Directive =>
Word for word, repeat the entries, minus the pictures.
++++ Data ++++
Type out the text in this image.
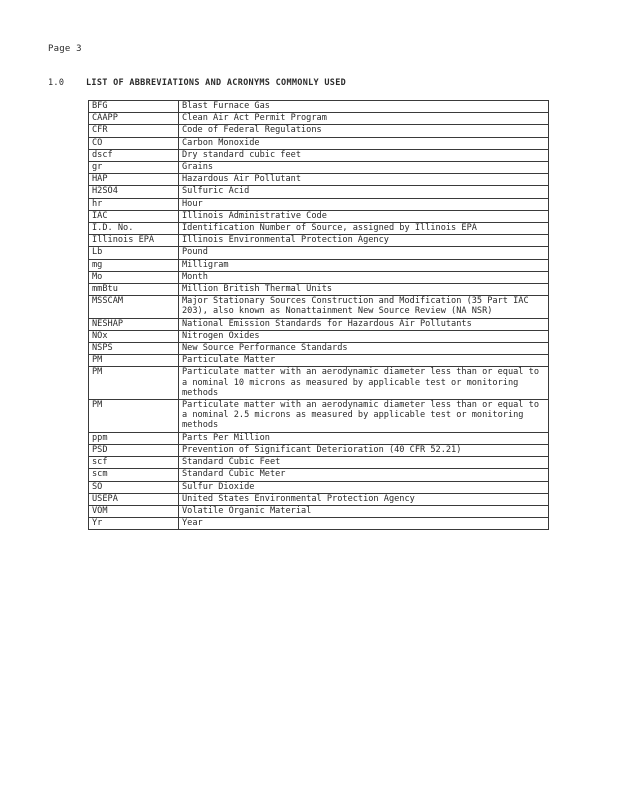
Page 3
1.0	LIST OF ABBREVIATIONS AND ACRONYMS COMMONLY USED
BFG	Blast Furnace Gas
CAAPP	Clean Air Act Permit Program
CFR	Code of Federal Regulations
CO	Carbon Monoxide
dscf	Dry standard cubic feet
gr	Grains
HAP	Hazardous Air Pollutant
H2SO4	Sulfuric Acid
hr	Hour
IAC	Illinois Administrative Code
I.D. No.	Identification Number of Source, assigned by Illinois EPA
Illinois EPA	Illinois Environmental Protection Agency
Lb	Pound
mg	Milligram
Mo	Month
mmBtu	Million British Thermal Units
MSSCAM	Major Stationary Sources Construction and Modification (35 Part IAC 203), also known as Nonattainment New Source Review (NA NSR)
NESHAP	National Emission Standards for Hazardous Air Pollutants
NOx	Nitrogen Oxides
NSPS	New Source Performance Standards
PM	Particulate Matter
PM	Particulate matter with an aerodynamic diameter less than or equal to a nominal 10 microns as measured by applicable test or monitoring methods
PM	Particulate matter with an aerodynamic diameter less than or equal to a nominal 2.5 microns as measured by applicable test or monitoring methods
ppm	Parts Per Million
PSD	Prevention of Significant Deterioration (40 CFR 52.21)
scf	Standard Cubic Feet
scm	Standard Cubic Meter
SO	Sulfur Dioxide
USEPA	United States Environmental Protection Agency
VOM	Volatile Organic Material
Yr	Year
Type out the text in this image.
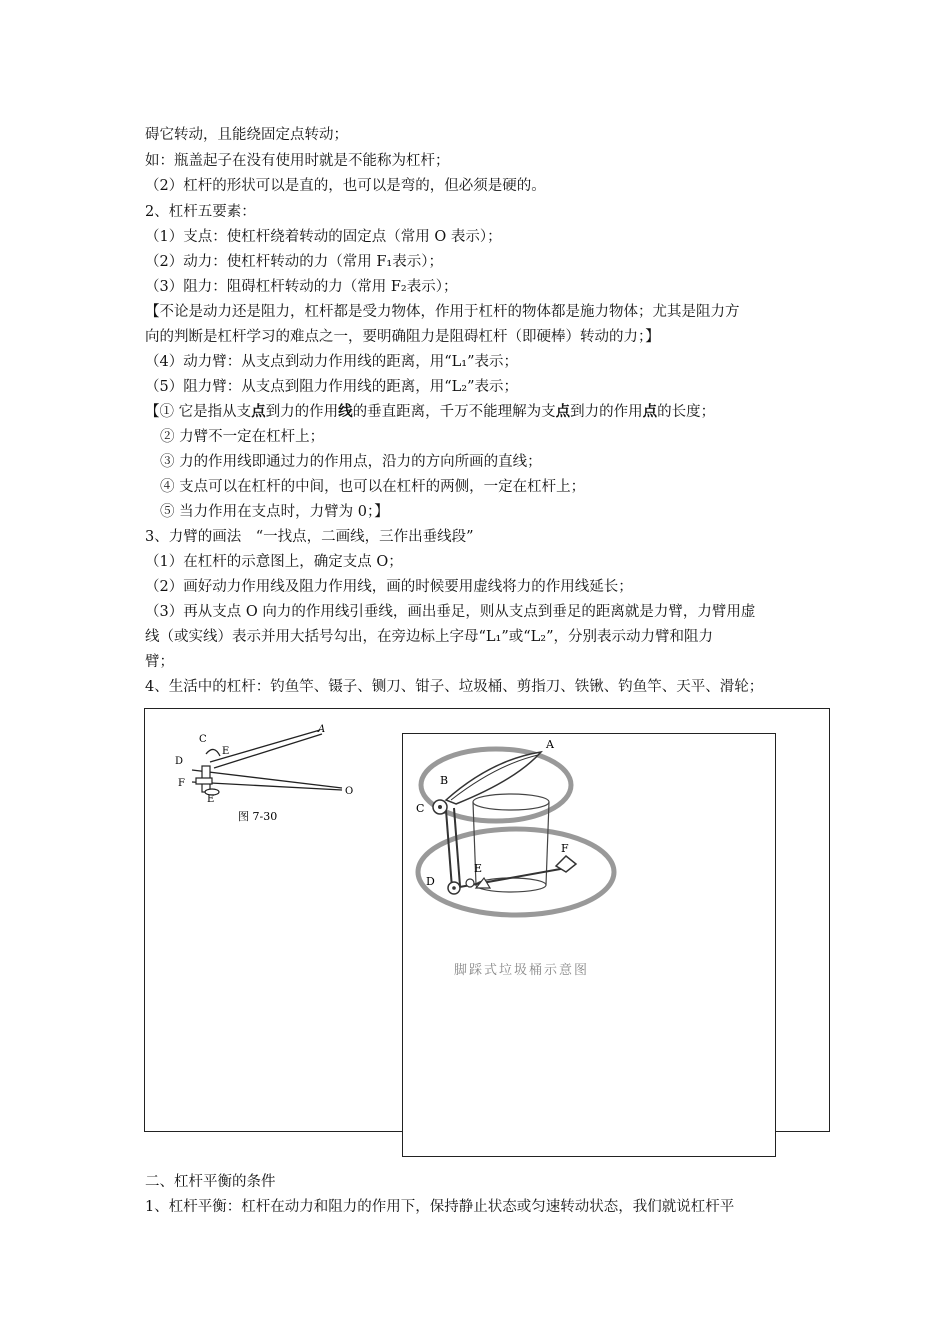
碍它转动，且能绕固定点转动；
如：瓶盖起子在没有使用时就是不能称为杠杆；
（2）杠杆的形状可以是直的，也可以是弯的，但必须是硬的。
2、杠杆五要素：
（1）支点：使杠杆绕着转动的固定点（常用 O 表示）；
（2）动力：使杠杆转动的力（常用 F₁表示）；
（3）阻力：阻碍杠杆转动的力（常用 F₂表示）；
【不论是动力还是阻力，杠杆都是受力物体，作用于杠杆的物体都是施力物体；尤其是阻力方
向的判断是杠杆学习的难点之一，要明确阻力是阻碍杠杆（即硬棒）转动的力；】
（4）动力臂：从支点到动力作用线的距离，用“L₁”表示；
（5）阻力臂：从支点到阻力作用线的距离，用“L₂”表示；
【① 它是指从支点到力的作用线的垂直距离，千万不能理解为支点到力的作用点的长度；
② 力臂不一定在杠杆上；
③ 力的作用线即通过力的作用点，沿力的方向所画的直线；
④ 支点可以在杠杆的中间，也可以在杠杆的两侧，一定在杠杆上；
⑤ 当力作用在支点时，力臂为 0；】
3、力臂的画法　“一找点，二画线，三作出垂线段”
（1）在杠杆的示意图上，确定支点 O；
（2）画好动力作用线及阻力作用线，画的时候要用虚线将力的作用线延长；
（3）再从支点 O 向力的作用线引垂线，画出垂足，则从支点到垂足的距离就是力臂，力臂用虚
线（或实线）表示并用大括号勾出，在旁边标上字母“L₁”或“L₂”，分别表示动力臂和阻力
臂；
4、生活中的杠杆：钓鱼竿、镊子、铡刀、钳子、垃圾桶、剪指刀、铁锹、钓鱼竿、天平、滑轮；
A
C
E
D
F
E
O
图 7-30
A
B
C
D
E
F
脚踩式垃圾桶示意图
二、杠杆平衡的条件
1、杠杆平衡：杠杆在动力和阻力的作用下，保持静止状态或匀速转动状态，我们就说杠杆平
++++
Exercise answer =>
Type out the text in this image.
Page 3
1.0	LIST OF ABBREVIATIONS AND ACRONYMS COMMONLY USED
BFG	Blast Furnace Gas
CAAPP	Clean Air Act Permit Program
CFR	Code of Federal Regulations
CO	Carbon Monoxide
dscf	Dry standard cubic feet
gr	Grains
HAP	Hazardous Air Pollutant
H2SO4	Sulfuric Acid
hr	Hour
IAC	Illinois Administrative Code
I.D. No.	Identification Number of Source, assigned by Illinois EPA
Illinois EPA	Illinois Environmental Protection Agency
Lb	Pound
mg	Milligram
Mo	Month
mmBtu	Million British Thermal Units
MSSCAM	Major Stationary Sources Construction and Modification (35 Part IAC 203), also known as Nonattainment New Source Review (NA NSR)
NESHAP	National Emission Standards for Hazardous Air Pollutants
NOx	Nitrogen Oxides
NSPS	New Source Performance Standards
PM	Particulate Matter
PM	Particulate matter with an aerodynamic diameter less than or equal to a nominal 10 microns as measured by applicable test or monitoring methods
PM	Particulate matter with an aerodynamic diameter less than or equal to a nominal 2.5 microns as measured by applicable test or monitoring methods
ppm	Parts Per Million
PSD	Prevention of Significant Deterioration (40 CFR 52.21)
scf	Standard Cubic Feet
scm	Standard Cubic Meter
SO	Sulfur Dioxide
USEPA	United States Environmental Protection Agency
VOM	Volatile Organic Material
Yr	Year
Type out the text in this image.
碍它转动，且能绕固定点转动；
如：瓶盖起子在没有使用时就是不能称为杠杆；
（2）杠杆的形状可以是直的，也可以是弯的，但必须是硬的。
2、杠杆五要素：
（1）支点：使杠杆绕着转动的固定点（常用 O 表示）；
（2）动力：使杠杆转动的力（常用 F₁表示）；
（3）阻力：阻碍杠杆转动的力（常用 F₂表示）；
【不论是动力还是阻力，杠杆都是受力物体，作用于杠杆的物体都是施力物体；尤其是阻力方
向的判断是杠杆学习的难点之一，要明确阻力是阻碍杠杆（即硬棒）转动的力；】
（4）动力臂：从支点到动力作用线的距离，用“L₁”表示；
（5）阻力臂：从支点到阻力作用线的距离，用“L₂”表示；
【① 它是指从支点到力的作用线的垂直距离，千万不能理解为支点到力的作用点的长度；
② 力臂不一定在杠杆上；
③ 力的作用线即通过力的作用点，沿力的方向所画的直线；
④ 支点可以在杠杆的中间，也可以在杠杆的两侧，一定在杠杆上；
⑤ 当力作用在支点时，力臂为 0；】
3、力臂的画法　“一找点，二画线，三作出垂线段”
（1）在杠杆的示意图上，确定支点 O；
（2）画好动力作用线及阻力作用线，画的时候要用虚线将力的作用线延长；
（3）再从支点 O 向力的作用线引垂线，画出垂足，则从支点到垂足的距离就是力臂，力臂用虚
线（或实线）表示并用大括号勾出，在旁边标上字母“L₁”或“L₂”，分别表示动力臂和阻力
臂；
4、生活中的杠杆：钓鱼竿、镊子、铡刀、钳子、垃圾桶、剪指刀、铁锹、钓鱼竿、天平、滑轮；
A
C
E
D
F
E
O
图 7-30
A
B
C
D
E
F
脚踩式垃圾桶示意图
二、杠杆平衡的条件
1、杠杆平衡：杠杆在动力和阻力的作用下，保持静止状态或匀速转动状态，我们就说杠杆平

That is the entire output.